Check each line of the records below and collect those that include the word "text".
START ENTRIES SUPPLIED
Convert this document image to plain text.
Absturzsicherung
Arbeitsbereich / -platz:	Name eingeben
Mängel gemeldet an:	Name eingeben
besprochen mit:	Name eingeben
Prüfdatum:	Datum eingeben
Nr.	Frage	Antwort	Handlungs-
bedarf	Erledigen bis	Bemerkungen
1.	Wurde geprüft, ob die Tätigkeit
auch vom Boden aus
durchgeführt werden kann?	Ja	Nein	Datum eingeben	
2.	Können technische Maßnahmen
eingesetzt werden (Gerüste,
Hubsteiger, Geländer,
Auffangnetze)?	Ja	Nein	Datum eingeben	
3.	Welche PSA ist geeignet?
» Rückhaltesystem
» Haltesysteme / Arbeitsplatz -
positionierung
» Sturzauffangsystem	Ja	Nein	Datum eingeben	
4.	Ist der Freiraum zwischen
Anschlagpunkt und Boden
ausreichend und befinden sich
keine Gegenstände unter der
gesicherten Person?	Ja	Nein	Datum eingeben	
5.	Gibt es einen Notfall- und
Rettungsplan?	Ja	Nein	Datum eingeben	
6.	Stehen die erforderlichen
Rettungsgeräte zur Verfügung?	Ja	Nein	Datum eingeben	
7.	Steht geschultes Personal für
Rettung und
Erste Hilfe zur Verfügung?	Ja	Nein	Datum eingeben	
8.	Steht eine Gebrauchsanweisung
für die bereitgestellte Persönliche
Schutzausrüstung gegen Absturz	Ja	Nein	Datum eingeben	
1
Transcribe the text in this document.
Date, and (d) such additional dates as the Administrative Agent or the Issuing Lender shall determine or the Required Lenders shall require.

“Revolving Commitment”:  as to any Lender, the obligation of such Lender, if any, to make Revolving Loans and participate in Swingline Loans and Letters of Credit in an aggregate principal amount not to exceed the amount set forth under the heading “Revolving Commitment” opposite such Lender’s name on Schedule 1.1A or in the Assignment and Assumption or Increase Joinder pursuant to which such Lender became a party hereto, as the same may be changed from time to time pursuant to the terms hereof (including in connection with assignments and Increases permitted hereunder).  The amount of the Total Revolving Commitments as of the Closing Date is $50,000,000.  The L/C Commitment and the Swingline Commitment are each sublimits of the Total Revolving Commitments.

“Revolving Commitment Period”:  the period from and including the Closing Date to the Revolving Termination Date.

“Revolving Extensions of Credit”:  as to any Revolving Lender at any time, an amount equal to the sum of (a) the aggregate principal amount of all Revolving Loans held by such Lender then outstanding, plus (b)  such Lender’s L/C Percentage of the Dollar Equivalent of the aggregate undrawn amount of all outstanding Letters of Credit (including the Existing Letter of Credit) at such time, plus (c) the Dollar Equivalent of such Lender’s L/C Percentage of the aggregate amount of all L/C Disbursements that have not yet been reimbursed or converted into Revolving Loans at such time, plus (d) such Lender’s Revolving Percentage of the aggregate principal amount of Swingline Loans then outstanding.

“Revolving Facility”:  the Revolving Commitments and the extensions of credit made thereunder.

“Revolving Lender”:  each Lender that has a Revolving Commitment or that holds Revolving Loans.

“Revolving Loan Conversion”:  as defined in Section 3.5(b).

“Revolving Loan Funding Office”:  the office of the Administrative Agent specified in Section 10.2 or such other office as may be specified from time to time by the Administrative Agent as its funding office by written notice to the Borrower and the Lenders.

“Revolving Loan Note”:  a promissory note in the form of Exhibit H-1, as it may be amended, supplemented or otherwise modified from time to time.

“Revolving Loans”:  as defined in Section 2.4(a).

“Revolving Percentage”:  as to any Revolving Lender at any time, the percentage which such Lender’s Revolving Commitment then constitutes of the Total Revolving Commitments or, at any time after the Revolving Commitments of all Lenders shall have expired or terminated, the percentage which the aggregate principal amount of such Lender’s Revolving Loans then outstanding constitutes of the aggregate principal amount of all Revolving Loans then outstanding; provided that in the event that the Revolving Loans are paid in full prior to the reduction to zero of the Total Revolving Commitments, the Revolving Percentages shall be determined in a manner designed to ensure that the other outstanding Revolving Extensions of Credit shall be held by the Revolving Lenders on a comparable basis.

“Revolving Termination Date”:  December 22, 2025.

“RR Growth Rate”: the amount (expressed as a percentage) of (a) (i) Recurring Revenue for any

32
END ENTRIES SUPPLIED
START ENTRIES SUPPLIED
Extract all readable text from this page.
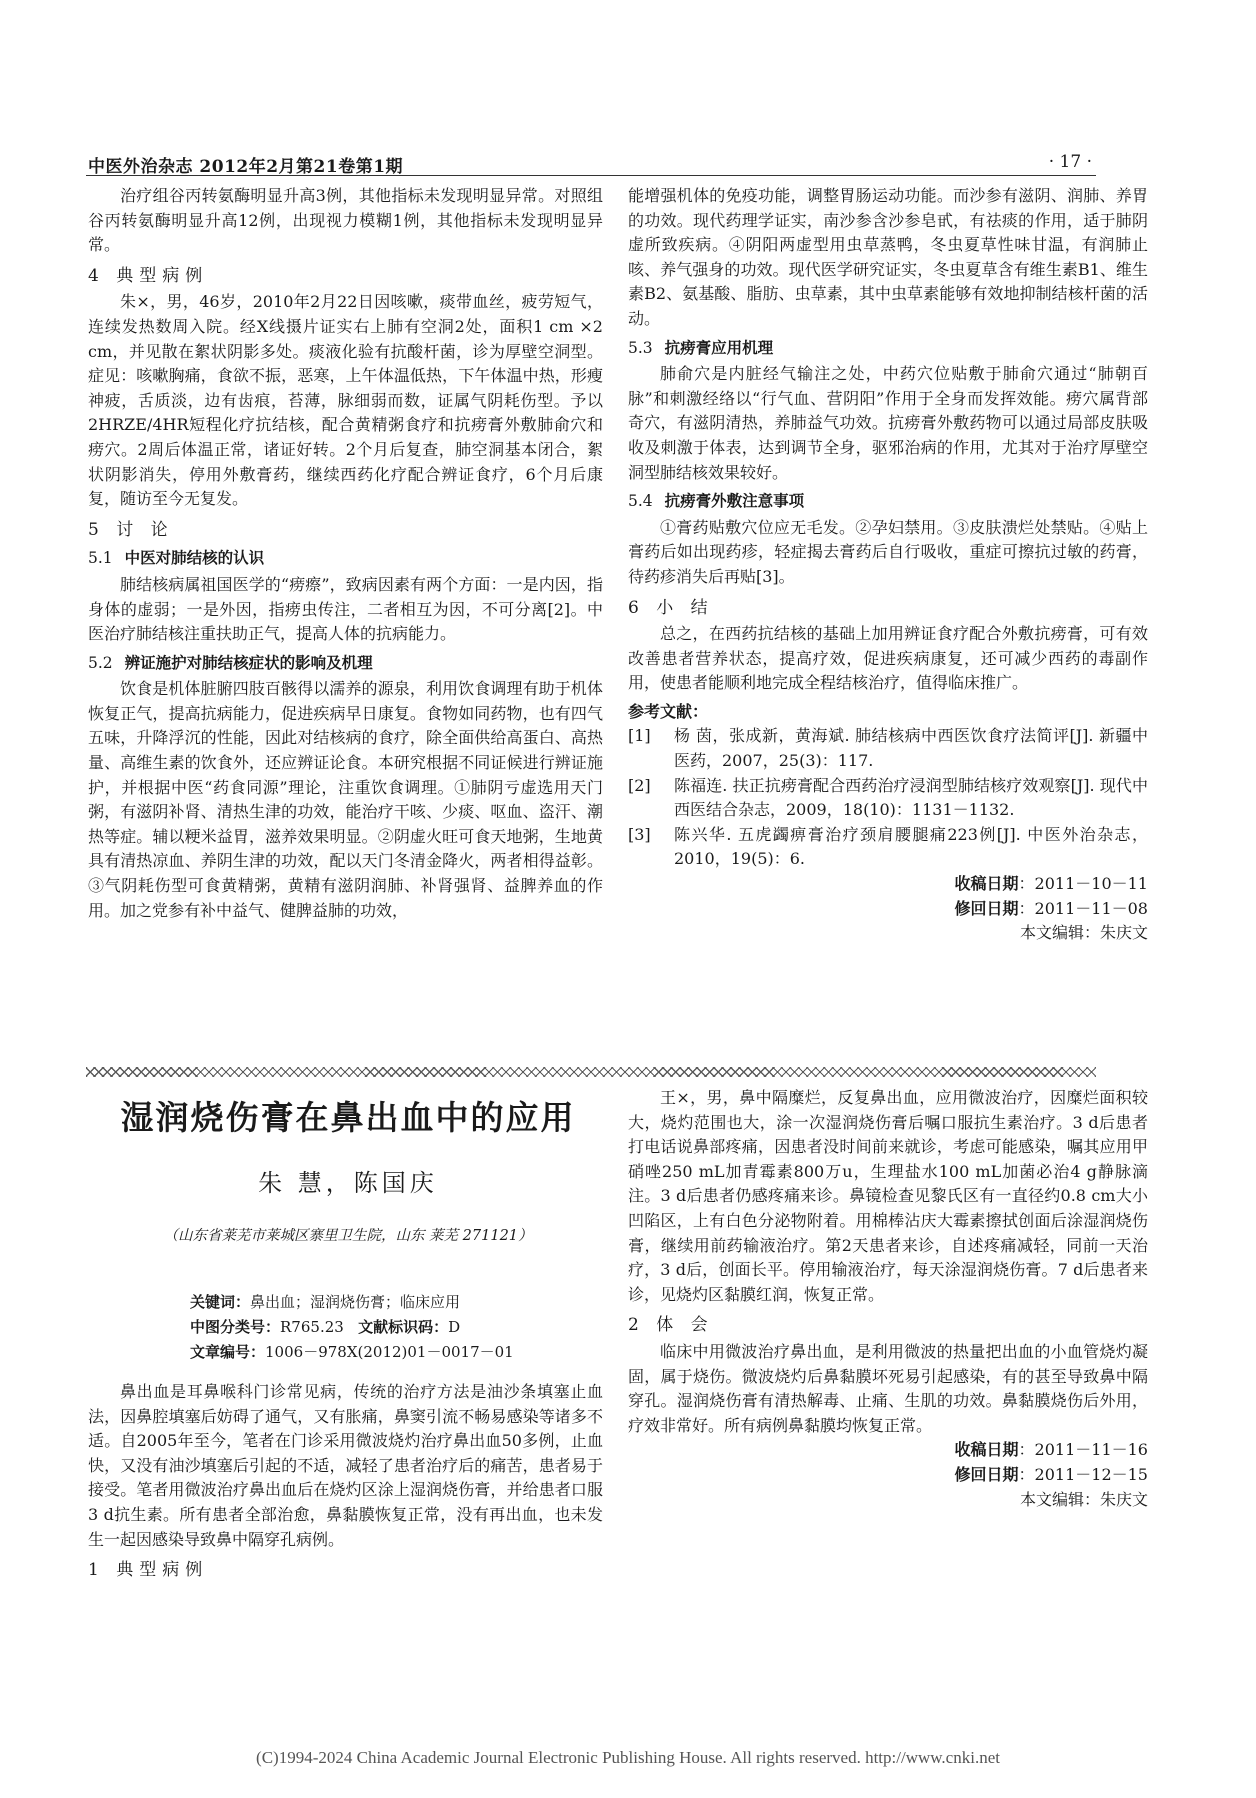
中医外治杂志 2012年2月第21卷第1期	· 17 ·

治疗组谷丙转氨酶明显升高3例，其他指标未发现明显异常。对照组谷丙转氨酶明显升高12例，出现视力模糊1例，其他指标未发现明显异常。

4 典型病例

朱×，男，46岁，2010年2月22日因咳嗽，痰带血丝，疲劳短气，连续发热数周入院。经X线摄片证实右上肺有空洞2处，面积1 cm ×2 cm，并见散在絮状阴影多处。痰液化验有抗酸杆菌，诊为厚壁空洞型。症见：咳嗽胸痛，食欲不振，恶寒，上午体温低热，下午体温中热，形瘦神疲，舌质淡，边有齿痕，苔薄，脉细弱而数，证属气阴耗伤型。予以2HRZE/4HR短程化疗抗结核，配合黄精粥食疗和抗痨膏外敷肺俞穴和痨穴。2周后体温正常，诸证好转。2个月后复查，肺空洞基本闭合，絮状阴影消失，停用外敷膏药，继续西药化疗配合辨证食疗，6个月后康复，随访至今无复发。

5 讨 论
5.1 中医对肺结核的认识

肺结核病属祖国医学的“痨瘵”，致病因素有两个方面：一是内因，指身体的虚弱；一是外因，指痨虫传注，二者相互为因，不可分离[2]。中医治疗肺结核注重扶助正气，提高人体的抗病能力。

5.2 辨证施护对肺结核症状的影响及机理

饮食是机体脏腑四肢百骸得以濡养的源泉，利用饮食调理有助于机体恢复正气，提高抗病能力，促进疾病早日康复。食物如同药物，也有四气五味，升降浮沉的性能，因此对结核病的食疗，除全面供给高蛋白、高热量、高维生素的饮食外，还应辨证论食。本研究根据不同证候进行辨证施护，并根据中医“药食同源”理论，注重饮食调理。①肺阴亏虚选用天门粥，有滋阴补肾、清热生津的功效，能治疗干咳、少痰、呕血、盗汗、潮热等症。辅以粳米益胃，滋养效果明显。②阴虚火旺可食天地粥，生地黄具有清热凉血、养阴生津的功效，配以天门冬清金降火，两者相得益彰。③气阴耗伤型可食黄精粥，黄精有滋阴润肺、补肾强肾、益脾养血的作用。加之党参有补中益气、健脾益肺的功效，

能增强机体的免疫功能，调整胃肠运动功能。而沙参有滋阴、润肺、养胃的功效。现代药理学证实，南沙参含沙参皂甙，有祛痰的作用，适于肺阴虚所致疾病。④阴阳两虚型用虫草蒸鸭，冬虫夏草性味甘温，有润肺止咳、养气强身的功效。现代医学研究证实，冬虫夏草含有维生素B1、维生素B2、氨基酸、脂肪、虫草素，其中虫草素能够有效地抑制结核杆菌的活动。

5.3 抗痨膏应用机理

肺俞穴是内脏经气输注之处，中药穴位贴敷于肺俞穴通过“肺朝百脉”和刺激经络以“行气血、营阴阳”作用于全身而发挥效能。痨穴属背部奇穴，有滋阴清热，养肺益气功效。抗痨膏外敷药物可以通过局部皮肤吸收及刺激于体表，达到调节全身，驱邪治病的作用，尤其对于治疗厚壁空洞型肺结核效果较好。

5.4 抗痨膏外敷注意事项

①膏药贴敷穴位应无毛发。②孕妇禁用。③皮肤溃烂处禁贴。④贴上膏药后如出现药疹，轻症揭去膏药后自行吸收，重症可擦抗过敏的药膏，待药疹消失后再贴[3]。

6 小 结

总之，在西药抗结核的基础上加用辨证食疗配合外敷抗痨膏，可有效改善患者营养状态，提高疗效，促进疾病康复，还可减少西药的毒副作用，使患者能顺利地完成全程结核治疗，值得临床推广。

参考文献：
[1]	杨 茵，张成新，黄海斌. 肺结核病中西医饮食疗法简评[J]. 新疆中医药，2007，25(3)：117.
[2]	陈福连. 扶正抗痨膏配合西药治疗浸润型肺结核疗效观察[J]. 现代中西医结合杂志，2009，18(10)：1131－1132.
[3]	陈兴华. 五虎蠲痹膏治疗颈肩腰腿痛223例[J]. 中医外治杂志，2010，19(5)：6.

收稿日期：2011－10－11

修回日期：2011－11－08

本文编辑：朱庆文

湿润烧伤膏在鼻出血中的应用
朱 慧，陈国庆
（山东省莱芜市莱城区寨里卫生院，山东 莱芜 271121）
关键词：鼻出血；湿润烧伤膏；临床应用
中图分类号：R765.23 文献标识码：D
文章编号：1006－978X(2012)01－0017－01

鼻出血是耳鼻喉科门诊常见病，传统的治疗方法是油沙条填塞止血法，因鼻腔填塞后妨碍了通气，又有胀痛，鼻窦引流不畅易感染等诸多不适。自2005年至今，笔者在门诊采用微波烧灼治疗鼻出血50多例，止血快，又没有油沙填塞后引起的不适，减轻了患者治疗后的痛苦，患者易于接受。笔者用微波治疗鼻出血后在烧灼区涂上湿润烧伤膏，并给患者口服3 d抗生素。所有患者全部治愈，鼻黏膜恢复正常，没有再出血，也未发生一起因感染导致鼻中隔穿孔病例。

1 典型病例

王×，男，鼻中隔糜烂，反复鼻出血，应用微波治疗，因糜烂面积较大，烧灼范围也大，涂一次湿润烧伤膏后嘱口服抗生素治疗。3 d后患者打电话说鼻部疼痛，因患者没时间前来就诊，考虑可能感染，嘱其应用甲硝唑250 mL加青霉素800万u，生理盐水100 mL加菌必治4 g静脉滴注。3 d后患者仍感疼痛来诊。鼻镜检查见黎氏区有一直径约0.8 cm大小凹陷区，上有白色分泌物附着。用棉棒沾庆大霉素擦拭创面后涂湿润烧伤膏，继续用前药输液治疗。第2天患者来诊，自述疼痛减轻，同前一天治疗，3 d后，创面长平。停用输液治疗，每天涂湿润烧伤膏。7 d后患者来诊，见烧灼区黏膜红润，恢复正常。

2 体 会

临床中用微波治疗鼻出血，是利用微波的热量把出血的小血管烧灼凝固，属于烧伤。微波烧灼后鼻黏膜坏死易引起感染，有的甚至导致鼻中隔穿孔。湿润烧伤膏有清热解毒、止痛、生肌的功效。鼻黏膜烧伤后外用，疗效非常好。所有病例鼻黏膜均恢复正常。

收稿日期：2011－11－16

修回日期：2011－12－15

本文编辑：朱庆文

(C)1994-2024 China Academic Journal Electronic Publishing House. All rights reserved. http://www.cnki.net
END ENTRIES SUPPLIED
_EXERCISE ANSWER_
Convert this document image to plain text.
Transcribe the text in this document.
Extract all readable text from this page.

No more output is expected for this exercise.